[Given task] Search the listing below for the string "šunka" and copy every line where it occurs.

[Collected data]
>>
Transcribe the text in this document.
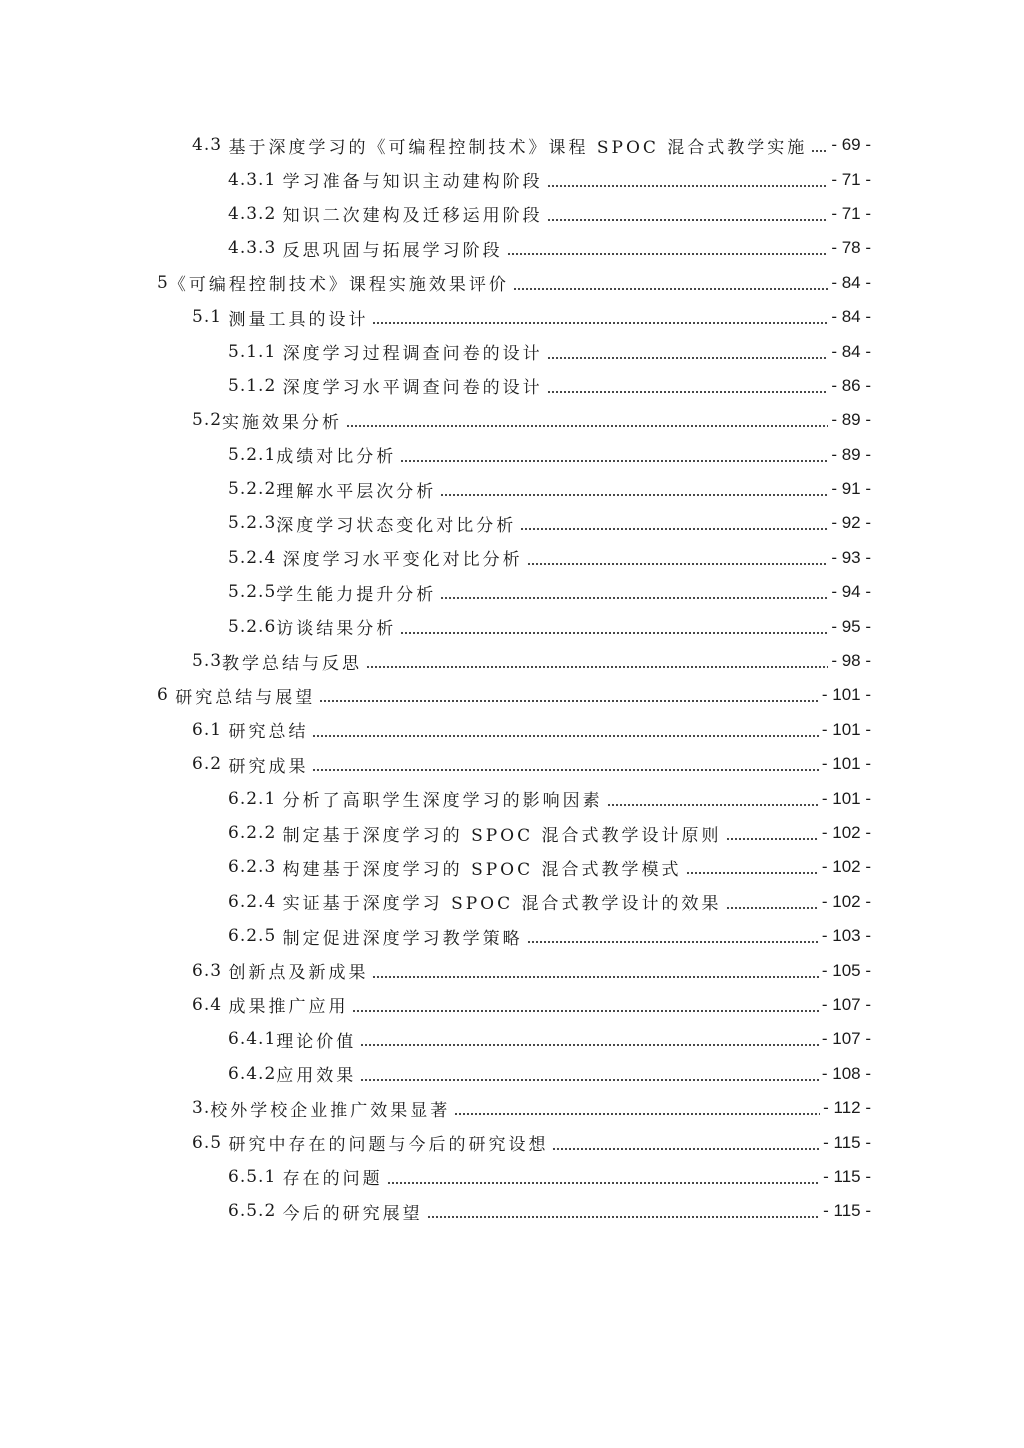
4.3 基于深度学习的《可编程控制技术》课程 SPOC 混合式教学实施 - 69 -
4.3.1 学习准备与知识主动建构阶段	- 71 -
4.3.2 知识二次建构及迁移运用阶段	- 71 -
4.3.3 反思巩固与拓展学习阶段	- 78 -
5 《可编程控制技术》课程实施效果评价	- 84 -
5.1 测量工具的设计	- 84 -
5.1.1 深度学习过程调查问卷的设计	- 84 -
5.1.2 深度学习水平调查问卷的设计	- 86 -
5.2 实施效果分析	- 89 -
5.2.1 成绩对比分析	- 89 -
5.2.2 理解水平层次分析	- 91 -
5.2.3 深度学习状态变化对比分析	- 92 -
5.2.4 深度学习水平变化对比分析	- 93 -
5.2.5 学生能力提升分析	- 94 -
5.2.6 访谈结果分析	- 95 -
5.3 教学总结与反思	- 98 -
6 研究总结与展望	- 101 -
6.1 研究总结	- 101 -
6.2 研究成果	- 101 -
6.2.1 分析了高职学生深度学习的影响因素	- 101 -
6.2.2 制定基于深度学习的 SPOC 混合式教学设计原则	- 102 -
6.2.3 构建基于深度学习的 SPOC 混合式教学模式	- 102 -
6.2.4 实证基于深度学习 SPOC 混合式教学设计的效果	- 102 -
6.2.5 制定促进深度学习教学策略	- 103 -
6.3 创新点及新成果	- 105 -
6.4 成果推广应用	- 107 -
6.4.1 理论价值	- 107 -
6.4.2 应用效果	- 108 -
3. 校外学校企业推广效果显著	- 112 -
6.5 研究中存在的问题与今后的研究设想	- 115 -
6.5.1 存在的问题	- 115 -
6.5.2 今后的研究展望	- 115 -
<<
>>
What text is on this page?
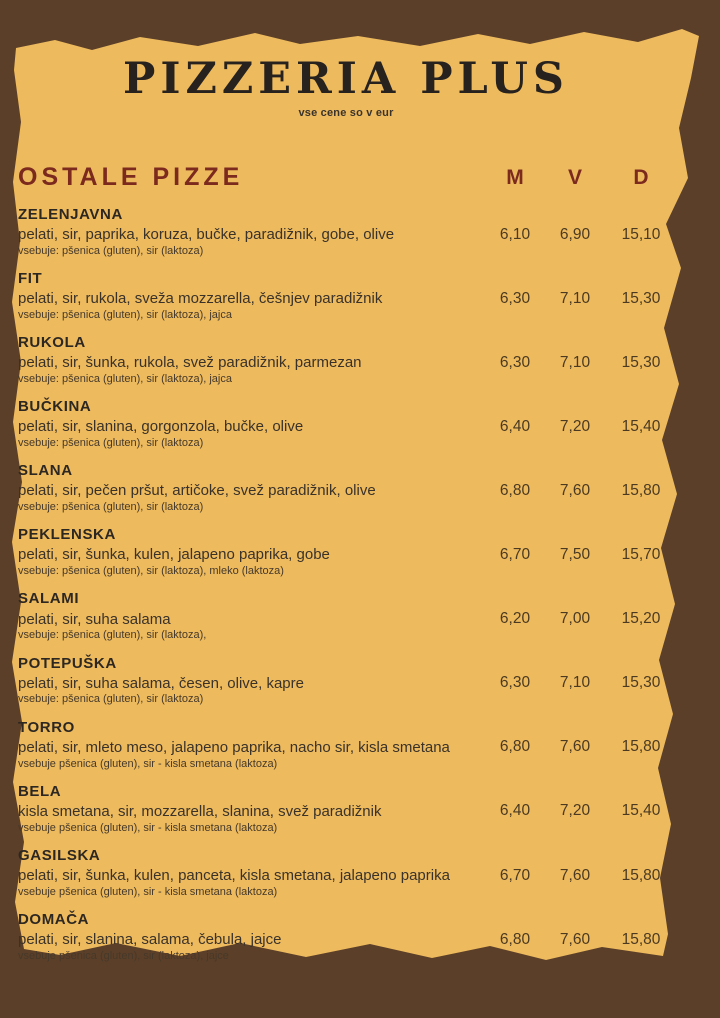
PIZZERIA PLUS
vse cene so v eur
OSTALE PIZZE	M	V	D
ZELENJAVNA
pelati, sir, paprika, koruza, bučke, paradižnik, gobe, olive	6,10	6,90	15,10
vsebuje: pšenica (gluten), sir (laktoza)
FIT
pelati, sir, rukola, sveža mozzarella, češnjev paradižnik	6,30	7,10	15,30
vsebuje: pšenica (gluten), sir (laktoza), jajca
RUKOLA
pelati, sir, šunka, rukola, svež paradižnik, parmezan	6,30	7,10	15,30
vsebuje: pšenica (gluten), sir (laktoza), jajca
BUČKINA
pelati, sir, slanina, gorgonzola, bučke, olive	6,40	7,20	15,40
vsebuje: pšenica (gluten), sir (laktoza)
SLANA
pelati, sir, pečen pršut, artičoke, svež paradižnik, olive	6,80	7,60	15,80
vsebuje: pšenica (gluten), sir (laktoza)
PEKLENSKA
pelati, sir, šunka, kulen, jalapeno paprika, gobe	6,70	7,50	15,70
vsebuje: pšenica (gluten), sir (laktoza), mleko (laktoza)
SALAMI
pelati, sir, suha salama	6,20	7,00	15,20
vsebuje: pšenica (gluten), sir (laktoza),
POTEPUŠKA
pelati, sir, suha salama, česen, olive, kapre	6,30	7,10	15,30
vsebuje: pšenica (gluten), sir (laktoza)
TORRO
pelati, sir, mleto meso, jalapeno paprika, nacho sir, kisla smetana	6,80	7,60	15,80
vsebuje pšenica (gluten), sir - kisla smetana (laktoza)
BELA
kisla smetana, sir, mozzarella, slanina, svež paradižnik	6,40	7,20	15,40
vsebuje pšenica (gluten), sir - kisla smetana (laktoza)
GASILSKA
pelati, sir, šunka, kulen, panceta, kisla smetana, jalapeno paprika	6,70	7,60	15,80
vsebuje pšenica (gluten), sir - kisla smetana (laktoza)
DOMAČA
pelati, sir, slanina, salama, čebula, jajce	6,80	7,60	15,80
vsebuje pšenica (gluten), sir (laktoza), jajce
<<
[Response]
pelati, sir, šunka, rukola, svež paradižnik, parmezan	6,30	7,10	15,30
pelati, sir, šunka, kulen, jalapeno paprika, gobe	6,70	7,50	15,70
pelati, sir, šunka, kulen, panceta, kisla smetana, jalapeno paprika	6,70	7,60	15,80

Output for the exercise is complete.